Lay out the lines from the one containing "Where is each" through the one containing "cell-mass: 9.67 [430, 1122, 493, 1142]", both included, as a Markdown table with a Row column holding each line's number and a Text column holding the line. Skip any blank lines.

══ STORED DATA ══

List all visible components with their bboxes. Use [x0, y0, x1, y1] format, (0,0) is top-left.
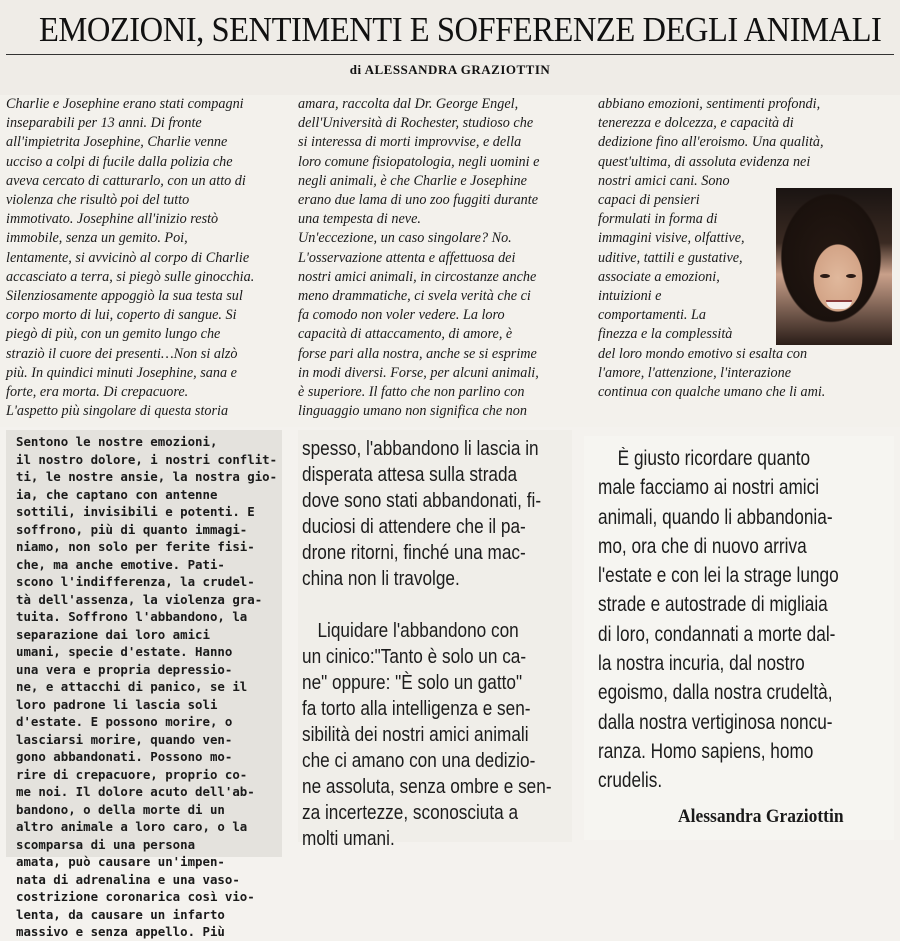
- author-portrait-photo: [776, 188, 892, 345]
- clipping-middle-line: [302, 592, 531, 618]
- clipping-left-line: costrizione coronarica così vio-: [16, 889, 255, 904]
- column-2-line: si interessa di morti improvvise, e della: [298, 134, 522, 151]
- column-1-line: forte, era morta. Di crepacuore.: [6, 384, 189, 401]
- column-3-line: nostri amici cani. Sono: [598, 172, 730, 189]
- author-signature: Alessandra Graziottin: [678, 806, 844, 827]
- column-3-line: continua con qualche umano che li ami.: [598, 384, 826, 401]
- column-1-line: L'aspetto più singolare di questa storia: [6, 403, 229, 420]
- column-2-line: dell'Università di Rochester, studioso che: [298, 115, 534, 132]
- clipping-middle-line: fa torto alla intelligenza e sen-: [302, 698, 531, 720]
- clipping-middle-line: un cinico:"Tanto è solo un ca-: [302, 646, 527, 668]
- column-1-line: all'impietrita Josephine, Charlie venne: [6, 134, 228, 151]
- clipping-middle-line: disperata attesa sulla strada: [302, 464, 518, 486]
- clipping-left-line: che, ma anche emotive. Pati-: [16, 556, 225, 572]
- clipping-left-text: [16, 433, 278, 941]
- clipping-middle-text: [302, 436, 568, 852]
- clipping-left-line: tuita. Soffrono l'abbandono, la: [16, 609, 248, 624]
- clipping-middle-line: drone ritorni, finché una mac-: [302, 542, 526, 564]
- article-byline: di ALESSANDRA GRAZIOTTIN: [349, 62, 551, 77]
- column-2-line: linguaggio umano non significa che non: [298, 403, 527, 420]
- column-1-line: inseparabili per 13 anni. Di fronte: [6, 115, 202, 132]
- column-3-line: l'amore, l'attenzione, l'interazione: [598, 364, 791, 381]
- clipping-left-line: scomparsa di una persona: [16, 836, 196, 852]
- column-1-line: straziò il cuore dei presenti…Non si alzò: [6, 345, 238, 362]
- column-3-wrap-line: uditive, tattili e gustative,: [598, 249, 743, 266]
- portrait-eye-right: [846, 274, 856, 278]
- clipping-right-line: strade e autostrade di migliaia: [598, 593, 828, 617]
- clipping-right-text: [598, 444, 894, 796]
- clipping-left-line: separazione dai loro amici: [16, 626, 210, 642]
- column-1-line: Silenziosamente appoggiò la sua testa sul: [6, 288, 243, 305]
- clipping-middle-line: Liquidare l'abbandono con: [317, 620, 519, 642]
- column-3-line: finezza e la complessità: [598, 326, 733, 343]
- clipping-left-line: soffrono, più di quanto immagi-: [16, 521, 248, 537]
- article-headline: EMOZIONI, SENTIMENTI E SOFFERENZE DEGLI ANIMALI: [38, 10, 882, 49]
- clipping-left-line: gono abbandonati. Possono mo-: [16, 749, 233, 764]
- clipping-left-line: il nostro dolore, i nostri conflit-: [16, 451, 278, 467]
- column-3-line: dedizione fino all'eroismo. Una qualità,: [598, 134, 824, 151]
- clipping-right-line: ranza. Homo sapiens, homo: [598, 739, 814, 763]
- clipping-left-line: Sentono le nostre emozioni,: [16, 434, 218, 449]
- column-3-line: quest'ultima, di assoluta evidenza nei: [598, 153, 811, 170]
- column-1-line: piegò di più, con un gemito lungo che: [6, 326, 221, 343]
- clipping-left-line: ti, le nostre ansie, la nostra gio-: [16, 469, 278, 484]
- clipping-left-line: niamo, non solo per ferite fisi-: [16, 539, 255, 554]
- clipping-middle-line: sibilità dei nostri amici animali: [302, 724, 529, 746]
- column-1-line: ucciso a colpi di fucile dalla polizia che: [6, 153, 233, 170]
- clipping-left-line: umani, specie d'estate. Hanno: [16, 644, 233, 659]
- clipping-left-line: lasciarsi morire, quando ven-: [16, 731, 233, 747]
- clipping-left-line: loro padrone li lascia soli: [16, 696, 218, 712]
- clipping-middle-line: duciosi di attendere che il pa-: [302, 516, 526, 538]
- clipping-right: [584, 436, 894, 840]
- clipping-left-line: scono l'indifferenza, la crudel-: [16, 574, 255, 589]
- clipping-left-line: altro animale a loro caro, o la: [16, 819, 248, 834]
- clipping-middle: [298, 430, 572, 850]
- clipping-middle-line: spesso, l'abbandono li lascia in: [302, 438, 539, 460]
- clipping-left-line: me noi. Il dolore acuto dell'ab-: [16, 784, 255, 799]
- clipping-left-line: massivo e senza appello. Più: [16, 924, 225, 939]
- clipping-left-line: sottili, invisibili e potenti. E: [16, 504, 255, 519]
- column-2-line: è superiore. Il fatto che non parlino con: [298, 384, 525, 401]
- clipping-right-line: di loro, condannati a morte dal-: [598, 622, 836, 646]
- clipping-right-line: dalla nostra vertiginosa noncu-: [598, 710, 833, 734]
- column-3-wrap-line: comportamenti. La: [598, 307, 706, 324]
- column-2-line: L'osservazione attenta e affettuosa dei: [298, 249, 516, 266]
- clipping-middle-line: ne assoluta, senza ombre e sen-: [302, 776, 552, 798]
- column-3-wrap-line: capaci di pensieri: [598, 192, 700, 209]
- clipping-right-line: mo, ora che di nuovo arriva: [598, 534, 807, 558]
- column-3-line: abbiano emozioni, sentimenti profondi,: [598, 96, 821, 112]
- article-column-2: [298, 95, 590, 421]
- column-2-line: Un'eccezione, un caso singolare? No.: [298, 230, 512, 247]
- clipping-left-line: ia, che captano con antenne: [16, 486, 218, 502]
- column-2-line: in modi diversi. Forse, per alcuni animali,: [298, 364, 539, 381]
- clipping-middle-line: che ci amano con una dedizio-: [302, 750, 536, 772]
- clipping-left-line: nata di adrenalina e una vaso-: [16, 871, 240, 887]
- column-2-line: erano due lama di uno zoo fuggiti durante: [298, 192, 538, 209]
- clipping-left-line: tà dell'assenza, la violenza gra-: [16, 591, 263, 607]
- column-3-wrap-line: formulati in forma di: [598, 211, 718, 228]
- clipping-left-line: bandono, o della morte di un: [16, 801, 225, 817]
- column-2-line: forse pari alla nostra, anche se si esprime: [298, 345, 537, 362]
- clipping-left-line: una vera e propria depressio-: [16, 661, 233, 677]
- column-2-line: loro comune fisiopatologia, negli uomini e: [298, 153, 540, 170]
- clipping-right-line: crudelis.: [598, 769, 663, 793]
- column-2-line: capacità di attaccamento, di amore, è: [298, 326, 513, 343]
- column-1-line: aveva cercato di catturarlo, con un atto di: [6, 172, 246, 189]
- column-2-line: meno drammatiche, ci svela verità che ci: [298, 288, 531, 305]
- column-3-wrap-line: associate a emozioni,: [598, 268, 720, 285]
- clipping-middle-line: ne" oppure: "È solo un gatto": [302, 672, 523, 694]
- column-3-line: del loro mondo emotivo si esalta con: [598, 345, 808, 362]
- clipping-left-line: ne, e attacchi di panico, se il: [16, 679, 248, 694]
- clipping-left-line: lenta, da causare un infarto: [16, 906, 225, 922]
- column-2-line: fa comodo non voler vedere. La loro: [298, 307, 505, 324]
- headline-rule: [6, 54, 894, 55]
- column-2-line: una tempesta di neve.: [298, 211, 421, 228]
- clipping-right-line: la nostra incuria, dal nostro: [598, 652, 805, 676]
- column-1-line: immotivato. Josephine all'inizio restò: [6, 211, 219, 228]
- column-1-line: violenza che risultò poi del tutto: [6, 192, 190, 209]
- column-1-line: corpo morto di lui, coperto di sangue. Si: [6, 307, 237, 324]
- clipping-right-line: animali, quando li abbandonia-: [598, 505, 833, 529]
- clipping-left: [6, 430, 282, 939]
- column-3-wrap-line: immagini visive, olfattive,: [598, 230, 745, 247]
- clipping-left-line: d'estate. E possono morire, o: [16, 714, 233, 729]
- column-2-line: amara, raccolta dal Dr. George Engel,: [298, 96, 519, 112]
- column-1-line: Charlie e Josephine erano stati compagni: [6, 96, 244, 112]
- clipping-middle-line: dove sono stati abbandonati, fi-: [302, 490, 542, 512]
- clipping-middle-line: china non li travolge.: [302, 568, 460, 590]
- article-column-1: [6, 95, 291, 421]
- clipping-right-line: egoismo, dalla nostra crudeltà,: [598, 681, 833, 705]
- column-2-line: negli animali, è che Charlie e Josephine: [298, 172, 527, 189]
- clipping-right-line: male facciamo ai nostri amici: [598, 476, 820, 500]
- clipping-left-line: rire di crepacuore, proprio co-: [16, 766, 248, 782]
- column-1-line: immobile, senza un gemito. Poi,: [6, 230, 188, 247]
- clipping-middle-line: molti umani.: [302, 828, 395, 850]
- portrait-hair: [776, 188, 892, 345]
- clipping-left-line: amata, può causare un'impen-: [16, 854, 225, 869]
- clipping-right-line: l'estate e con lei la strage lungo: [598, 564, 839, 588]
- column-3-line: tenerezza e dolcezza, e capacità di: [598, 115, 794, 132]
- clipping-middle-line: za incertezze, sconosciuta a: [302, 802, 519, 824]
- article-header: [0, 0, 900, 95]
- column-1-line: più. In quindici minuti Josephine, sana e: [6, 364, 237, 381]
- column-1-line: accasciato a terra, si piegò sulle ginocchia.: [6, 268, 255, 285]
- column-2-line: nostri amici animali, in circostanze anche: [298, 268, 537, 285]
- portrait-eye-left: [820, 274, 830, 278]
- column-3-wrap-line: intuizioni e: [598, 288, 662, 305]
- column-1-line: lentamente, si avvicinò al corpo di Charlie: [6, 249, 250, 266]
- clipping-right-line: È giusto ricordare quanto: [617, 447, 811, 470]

═══
══ STORED DATA ══

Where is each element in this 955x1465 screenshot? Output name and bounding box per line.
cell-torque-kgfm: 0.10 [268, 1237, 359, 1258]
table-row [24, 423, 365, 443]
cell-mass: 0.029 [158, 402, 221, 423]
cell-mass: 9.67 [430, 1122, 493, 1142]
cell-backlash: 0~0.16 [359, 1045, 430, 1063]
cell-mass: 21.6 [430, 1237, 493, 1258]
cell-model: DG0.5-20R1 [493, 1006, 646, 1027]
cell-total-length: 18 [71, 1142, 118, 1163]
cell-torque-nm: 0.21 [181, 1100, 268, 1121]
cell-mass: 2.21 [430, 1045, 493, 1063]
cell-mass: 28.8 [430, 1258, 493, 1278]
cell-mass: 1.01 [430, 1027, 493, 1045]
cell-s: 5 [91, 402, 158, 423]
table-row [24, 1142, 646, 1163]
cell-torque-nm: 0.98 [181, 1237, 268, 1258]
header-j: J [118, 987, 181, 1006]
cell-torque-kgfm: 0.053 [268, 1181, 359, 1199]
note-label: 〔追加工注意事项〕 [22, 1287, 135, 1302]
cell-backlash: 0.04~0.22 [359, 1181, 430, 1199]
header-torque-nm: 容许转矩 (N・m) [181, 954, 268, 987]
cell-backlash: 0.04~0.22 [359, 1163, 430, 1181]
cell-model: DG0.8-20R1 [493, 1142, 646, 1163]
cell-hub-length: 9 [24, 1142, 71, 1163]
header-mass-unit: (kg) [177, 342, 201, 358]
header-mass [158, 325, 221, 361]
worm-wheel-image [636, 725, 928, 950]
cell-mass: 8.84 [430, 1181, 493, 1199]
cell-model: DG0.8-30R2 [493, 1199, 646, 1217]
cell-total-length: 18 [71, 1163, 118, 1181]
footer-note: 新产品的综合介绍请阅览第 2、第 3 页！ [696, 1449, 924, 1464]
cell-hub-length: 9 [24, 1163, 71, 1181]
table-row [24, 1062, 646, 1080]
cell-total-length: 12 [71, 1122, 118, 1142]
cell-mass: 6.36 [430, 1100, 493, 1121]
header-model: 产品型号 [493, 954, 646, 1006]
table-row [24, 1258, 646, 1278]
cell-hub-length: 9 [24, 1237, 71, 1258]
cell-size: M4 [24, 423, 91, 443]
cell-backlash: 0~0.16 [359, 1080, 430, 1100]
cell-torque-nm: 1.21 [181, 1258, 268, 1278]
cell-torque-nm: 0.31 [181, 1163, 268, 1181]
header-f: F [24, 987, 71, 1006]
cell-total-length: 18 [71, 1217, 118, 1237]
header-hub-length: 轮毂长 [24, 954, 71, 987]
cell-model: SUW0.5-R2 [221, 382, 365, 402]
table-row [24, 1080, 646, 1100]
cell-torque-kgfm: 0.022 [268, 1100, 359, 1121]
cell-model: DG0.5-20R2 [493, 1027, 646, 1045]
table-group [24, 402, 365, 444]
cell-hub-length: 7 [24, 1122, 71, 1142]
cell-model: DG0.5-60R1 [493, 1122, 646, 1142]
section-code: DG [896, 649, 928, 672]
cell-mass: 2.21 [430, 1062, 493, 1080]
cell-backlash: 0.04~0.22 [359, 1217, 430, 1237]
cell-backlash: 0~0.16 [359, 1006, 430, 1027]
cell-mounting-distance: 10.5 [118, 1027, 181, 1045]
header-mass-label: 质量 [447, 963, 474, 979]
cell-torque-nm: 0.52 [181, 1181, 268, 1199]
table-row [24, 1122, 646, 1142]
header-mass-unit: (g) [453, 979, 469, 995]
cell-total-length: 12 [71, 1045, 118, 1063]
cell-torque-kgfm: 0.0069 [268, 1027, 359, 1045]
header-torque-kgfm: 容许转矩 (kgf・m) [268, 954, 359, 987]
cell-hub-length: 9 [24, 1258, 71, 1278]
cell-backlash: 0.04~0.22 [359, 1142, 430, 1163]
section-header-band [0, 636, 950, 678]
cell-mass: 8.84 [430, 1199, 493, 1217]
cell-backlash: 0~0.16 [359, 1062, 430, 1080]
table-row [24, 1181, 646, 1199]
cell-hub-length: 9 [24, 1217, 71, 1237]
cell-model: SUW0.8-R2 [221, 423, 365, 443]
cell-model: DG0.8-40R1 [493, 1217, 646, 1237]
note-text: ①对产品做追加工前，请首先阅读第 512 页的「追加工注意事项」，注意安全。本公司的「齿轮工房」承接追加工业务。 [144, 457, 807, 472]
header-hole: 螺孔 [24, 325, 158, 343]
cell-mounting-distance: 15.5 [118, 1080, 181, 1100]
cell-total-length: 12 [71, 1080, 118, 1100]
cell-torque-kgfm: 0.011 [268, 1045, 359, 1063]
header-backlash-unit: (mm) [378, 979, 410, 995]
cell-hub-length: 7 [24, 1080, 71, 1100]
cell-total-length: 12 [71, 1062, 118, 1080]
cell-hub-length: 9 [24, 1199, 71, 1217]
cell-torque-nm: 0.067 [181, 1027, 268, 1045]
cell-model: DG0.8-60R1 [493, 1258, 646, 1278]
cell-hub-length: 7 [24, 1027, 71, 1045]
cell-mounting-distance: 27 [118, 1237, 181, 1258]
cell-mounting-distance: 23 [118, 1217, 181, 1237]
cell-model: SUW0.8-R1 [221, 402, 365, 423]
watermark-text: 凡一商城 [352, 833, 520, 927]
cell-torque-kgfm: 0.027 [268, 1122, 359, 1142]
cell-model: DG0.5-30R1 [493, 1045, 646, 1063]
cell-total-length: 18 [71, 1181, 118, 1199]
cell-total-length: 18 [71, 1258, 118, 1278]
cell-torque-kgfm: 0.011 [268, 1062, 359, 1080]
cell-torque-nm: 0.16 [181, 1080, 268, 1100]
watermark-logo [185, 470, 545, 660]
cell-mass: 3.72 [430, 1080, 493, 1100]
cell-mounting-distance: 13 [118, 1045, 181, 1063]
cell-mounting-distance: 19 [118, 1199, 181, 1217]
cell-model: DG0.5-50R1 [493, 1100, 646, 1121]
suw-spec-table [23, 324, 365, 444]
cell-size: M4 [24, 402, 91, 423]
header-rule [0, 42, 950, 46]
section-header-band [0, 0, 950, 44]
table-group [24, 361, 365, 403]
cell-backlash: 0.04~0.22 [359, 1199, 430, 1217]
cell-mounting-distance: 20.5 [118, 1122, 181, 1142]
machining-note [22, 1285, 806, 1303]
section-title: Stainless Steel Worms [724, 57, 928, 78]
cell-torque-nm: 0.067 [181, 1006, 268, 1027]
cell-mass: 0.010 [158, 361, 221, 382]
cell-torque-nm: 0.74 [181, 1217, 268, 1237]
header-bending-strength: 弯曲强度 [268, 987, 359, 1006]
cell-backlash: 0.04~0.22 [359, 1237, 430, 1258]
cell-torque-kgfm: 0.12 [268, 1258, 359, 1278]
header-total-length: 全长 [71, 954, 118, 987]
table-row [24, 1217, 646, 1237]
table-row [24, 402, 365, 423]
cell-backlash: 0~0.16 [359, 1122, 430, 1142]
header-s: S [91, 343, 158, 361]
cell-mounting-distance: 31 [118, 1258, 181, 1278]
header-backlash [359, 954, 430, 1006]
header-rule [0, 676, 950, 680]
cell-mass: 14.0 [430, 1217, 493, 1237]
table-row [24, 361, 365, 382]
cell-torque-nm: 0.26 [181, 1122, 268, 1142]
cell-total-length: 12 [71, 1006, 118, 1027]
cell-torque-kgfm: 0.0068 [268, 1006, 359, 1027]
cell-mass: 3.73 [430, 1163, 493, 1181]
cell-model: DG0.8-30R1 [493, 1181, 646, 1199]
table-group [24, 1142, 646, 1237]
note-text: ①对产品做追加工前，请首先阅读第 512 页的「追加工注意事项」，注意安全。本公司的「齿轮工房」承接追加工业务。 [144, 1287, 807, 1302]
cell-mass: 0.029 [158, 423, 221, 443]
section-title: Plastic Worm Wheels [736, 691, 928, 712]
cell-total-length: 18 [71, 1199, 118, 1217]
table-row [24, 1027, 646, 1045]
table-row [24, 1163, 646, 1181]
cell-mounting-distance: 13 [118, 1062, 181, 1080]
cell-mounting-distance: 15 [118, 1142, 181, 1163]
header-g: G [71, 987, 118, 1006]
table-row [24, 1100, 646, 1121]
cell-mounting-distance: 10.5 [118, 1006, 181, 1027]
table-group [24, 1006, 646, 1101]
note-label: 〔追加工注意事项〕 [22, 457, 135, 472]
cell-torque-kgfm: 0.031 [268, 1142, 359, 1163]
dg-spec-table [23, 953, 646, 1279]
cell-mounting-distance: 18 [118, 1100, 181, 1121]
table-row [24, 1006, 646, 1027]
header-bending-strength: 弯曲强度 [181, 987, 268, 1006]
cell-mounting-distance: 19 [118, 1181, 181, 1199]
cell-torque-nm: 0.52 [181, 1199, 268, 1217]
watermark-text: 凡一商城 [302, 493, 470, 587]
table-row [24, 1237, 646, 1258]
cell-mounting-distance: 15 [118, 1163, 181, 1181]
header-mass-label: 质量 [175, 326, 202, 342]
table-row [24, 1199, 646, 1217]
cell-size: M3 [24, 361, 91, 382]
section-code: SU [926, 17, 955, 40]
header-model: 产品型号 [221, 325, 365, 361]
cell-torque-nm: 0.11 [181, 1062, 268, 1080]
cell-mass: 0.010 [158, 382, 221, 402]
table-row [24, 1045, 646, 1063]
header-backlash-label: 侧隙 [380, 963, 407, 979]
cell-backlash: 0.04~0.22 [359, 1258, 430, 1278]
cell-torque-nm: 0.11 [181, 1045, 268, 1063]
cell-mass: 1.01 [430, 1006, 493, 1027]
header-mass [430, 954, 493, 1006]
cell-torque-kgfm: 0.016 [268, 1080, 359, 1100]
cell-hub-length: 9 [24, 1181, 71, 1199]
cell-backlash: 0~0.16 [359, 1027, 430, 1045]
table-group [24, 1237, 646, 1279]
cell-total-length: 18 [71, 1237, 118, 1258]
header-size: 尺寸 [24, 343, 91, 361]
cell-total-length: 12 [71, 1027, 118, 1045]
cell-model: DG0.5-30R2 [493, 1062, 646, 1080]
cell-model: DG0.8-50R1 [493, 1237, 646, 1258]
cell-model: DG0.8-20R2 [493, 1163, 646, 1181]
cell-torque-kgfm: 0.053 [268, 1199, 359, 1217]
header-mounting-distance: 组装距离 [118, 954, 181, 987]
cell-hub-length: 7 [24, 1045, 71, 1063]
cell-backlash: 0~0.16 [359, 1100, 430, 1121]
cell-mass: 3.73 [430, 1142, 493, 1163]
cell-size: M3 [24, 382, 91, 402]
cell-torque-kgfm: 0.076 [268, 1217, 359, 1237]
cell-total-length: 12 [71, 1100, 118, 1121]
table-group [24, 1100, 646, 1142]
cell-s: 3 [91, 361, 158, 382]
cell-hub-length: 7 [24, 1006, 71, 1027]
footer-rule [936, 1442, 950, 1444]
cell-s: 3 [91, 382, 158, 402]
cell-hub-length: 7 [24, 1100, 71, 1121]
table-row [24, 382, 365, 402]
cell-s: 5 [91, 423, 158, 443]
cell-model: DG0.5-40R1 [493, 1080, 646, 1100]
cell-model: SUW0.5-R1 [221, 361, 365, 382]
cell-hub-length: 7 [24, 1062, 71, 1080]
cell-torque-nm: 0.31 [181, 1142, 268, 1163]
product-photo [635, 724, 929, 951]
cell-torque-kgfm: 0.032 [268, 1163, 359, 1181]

═══

COMPLETED EXERCISE.
| Row | Text |
|---|---|
| 1 | Where is each element in this 955x1465 screenshot? Output name and bounding box per line. |
| 2 | cell-torque-kgfm: 0.10 [268, 1237, 359, 1258] |
| 3 | table-row [24, 423, 365, 443] |
| 4 | cell-mass: 0.029 [158, 402, 221, 423] |
| 5 | cell-mass: 9.67 [430, 1122, 493, 1142] |